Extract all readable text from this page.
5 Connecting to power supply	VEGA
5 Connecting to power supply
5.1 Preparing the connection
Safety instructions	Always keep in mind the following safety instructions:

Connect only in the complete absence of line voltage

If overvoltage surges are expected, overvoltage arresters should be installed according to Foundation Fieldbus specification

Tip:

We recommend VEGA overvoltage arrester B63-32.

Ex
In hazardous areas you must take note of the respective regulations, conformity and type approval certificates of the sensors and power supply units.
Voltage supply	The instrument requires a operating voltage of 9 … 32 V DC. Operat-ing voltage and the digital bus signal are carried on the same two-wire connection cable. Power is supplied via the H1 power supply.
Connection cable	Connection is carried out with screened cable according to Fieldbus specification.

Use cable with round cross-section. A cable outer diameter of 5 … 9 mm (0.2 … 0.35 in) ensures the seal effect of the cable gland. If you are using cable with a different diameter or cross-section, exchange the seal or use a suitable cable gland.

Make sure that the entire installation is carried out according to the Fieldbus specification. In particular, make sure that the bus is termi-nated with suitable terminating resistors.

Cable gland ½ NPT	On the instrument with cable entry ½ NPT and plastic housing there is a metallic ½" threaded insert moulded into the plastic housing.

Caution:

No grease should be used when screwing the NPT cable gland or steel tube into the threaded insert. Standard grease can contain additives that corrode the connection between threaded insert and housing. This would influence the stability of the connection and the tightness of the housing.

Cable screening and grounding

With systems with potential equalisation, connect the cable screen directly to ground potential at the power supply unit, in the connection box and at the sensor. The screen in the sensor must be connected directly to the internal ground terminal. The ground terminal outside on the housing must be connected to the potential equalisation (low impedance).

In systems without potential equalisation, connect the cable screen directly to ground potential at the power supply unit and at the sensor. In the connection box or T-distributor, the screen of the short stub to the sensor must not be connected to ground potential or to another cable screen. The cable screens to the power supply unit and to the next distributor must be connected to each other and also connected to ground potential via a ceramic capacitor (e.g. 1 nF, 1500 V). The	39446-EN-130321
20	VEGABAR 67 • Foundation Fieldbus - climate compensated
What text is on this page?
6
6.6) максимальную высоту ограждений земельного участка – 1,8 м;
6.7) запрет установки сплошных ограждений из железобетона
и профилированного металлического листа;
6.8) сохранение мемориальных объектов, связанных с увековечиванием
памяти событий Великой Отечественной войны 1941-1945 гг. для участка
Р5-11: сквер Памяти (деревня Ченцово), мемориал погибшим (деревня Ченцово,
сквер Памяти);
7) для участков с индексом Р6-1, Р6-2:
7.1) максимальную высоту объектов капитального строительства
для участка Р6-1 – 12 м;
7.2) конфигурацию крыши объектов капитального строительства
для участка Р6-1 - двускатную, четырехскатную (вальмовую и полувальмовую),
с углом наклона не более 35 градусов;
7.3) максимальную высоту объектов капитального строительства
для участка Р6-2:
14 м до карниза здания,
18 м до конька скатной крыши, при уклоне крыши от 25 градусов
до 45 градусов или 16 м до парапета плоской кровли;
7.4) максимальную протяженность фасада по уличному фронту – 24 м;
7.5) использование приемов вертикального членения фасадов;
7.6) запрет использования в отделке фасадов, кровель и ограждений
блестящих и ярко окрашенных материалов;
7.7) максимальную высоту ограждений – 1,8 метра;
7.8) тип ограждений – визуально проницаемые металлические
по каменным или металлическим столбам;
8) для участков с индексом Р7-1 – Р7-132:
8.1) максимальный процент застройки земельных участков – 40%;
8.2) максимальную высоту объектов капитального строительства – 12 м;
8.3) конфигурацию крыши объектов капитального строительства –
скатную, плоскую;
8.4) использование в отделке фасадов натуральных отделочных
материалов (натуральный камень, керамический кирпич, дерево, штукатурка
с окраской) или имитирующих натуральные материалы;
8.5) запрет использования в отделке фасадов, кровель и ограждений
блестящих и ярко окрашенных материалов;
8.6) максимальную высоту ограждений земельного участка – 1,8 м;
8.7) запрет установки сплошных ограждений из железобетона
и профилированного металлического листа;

## Stated exercise
Extract all of the data shown above without alteration.

## Full response
Extract all readable text from this page.
5 Connecting to power supply	VEGA
5 Connecting to power supply
5.1 Preparing the connection
Safety instructions	Always keep in mind the following safety instructions:

Connect only in the complete absence of line voltage

If overvoltage surges are expected, overvoltage arresters should be installed according to Foundation Fieldbus specification

Tip:

We recommend VEGA overvoltage arrester B63-32.

Ex
In hazardous areas you must take note of the respective regulations, conformity and type approval certificates of the sensors and power supply units.
Voltage supply	The instrument requires a operating voltage of 9 … 32 V DC. Operat-ing voltage and the digital bus signal are carried on the same two-wire connection cable. Power is supplied via the H1 power supply.
Connection cable	Connection is carried out with screened cable according to Fieldbus specification.

Use cable with round cross-section. A cable outer diameter of 5 … 9 mm (0.2 … 0.35 in) ensures the seal effect of the cable gland. If you are using cable with a different diameter or cross-section, exchange the seal or use a suitable cable gland.

Make sure that the entire installation is carried out according to the Fieldbus specification. In particular, make sure that the bus is termi-nated with suitable terminating resistors.

Cable gland ½ NPT	On the instrument with cable entry ½ NPT and plastic housing there is a metallic ½" threaded insert moulded into the plastic housing.

Caution:

No grease should be used when screwing the NPT cable gland or steel tube into the threaded insert. Standard grease can contain additives that corrode the connection between threaded insert and housing. This would influence the stability of the connection and the tightness of the housing.

Cable screening and grounding

With systems with potential equalisation, connect the cable screen directly to ground potential at the power supply unit, in the connection box and at the sensor. The screen in the sensor must be connected directly to the internal ground terminal. The ground terminal outside on the housing must be connected to the potential equalisation (low impedance).

In systems without potential equalisation, connect the cable screen directly to ground potential at the power supply unit and at the sensor. In the connection box or T-distributor, the screen of the short stub to the sensor must not be connected to ground potential or to another cable screen. The cable screens to the power supply unit and to the next distributor must be connected to each other and also connected to ground potential via a ceramic capacitor (e.g. 1 nF, 1500 V). The	39446-EN-130321
20	VEGABAR 67 • Foundation Fieldbus - climate compensated
What text is on this page?
6
6.6) максимальную высоту ограждений земельного участка – 1,8 м;
6.7) запрет установки сплошных ограждений из железобетона
и профилированного металлического листа;
6.8) сохранение мемориальных объектов, связанных с увековечиванием
памяти событий Великой Отечественной войны 1941-1945 гг. для участка
Р5-11: сквер Памяти (деревня Ченцово), мемориал погибшим (деревня Ченцово,
сквер Памяти);
7) для участков с индексом Р6-1, Р6-2:
7.1) максимальную высоту объектов капитального строительства
для участка Р6-1 – 12 м;
7.2) конфигурацию крыши объектов капитального строительства
для участка Р6-1 - двускатную, четырехскатную (вальмовую и полувальмовую),
с углом наклона не более 35 градусов;
7.3) максимальную высоту объектов капитального строительства
для участка Р6-2:
14 м до карниза здания,
18 м до конька скатной крыши, при уклоне крыши от 25 градусов
до 45 градусов или 16 м до парапета плоской кровли;
7.4) максимальную протяженность фасада по уличному фронту – 24 м;
7.5) использование приемов вертикального членения фасадов;
7.6) запрет использования в отделке фасадов, кровель и ограждений
блестящих и ярко окрашенных материалов;
7.7) максимальную высоту ограждений – 1,8 метра;
7.8) тип ограждений – визуально проницаемые металлические
по каменным или металлическим столбам;
8) для участков с индексом Р7-1 – Р7-132:
8.1) максимальный процент застройки земельных участков – 40%;
8.2) максимальную высоту объектов капитального строительства – 12 м;
8.3) конфигурацию крыши объектов капитального строительства –
скатную, плоскую;
8.4) использование в отделке фасадов натуральных отделочных
материалов (натуральный камень, керамический кирпич, дерево, штукатурка
с окраской) или имитирующих натуральные материалы;
8.5) запрет использования в отделке фасадов, кровель и ограждений
блестящих и ярко окрашенных материалов;
8.6) максимальную высоту ограждений земельного участка – 1,8 м;
8.7) запрет установки сплошных ограждений из железобетона
и профилированного металлического листа;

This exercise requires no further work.